- [Given task]: Write the records below out in full, character for character, with no pictures.

Data items:
━━━━━━━━

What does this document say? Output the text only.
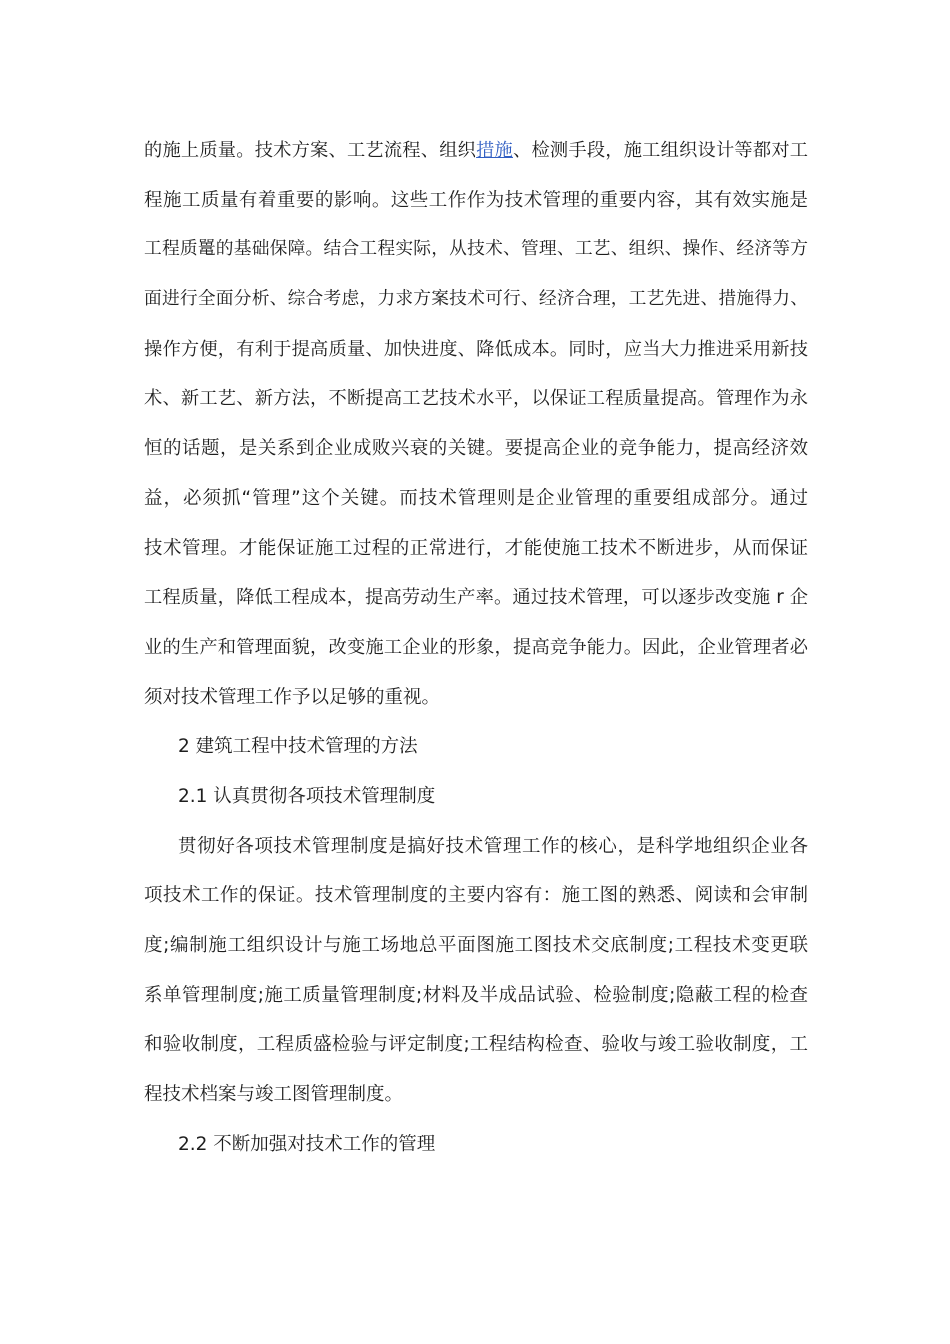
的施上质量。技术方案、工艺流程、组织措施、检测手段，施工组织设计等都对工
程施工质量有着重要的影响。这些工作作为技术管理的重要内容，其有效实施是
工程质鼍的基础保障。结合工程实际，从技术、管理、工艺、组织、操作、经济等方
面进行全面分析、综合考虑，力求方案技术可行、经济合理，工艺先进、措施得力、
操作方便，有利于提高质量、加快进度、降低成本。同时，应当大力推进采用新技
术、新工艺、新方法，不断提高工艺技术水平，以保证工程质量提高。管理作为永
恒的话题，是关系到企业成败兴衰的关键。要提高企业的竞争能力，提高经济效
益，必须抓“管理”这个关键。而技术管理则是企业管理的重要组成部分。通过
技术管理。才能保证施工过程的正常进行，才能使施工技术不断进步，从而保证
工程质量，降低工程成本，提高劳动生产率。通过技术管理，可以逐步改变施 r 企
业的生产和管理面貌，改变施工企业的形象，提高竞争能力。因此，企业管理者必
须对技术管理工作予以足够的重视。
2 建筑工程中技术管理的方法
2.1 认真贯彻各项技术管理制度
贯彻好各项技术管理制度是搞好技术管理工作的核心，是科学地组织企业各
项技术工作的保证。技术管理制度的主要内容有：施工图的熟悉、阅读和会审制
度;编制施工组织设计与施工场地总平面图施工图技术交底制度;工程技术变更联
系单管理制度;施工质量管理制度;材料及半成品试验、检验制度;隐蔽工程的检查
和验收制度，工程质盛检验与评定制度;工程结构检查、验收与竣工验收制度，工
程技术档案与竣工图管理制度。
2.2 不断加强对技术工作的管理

━━━━━━━━

- [Right answer]:
What does this document say? Output the text only.
的施上质量。技术方案、工艺流程、组织措施、检测手段，施工组织设计等都对工
程施工质量有着重要的影响。这些工作作为技术管理的重要内容，其有效实施是
工程质鼍的基础保障。结合工程实际，从技术、管理、工艺、组织、操作、经济等方
面进行全面分析、综合考虑，力求方案技术可行、经济合理，工艺先进、措施得力、
操作方便，有利于提高质量、加快进度、降低成本。同时，应当大力推进采用新技
术、新工艺、新方法，不断提高工艺技术水平，以保证工程质量提高。管理作为永
恒的话题，是关系到企业成败兴衰的关键。要提高企业的竞争能力，提高经济效
益，必须抓“管理”这个关键。而技术管理则是企业管理的重要组成部分。通过
技术管理。才能保证施工过程的正常进行，才能使施工技术不断进步，从而保证
工程质量，降低工程成本，提高劳动生产率。通过技术管理，可以逐步改变施 r 企
业的生产和管理面貌，改变施工企业的形象，提高竞争能力。因此，企业管理者必
须对技术管理工作予以足够的重视。
2 建筑工程中技术管理的方法
2.1 认真贯彻各项技术管理制度
贯彻好各项技术管理制度是搞好技术管理工作的核心，是科学地组织企业各
项技术工作的保证。技术管理制度的主要内容有：施工图的熟悉、阅读和会审制
度;编制施工组织设计与施工场地总平面图施工图技术交底制度;工程技术变更联
系单管理制度;施工质量管理制度;材料及半成品试验、检验制度;隐蔽工程的检查
和验收制度，工程质盛检验与评定制度;工程结构检查、验收与竣工验收制度，工
程技术档案与竣工图管理制度。
2.2 不断加强对技术工作的管理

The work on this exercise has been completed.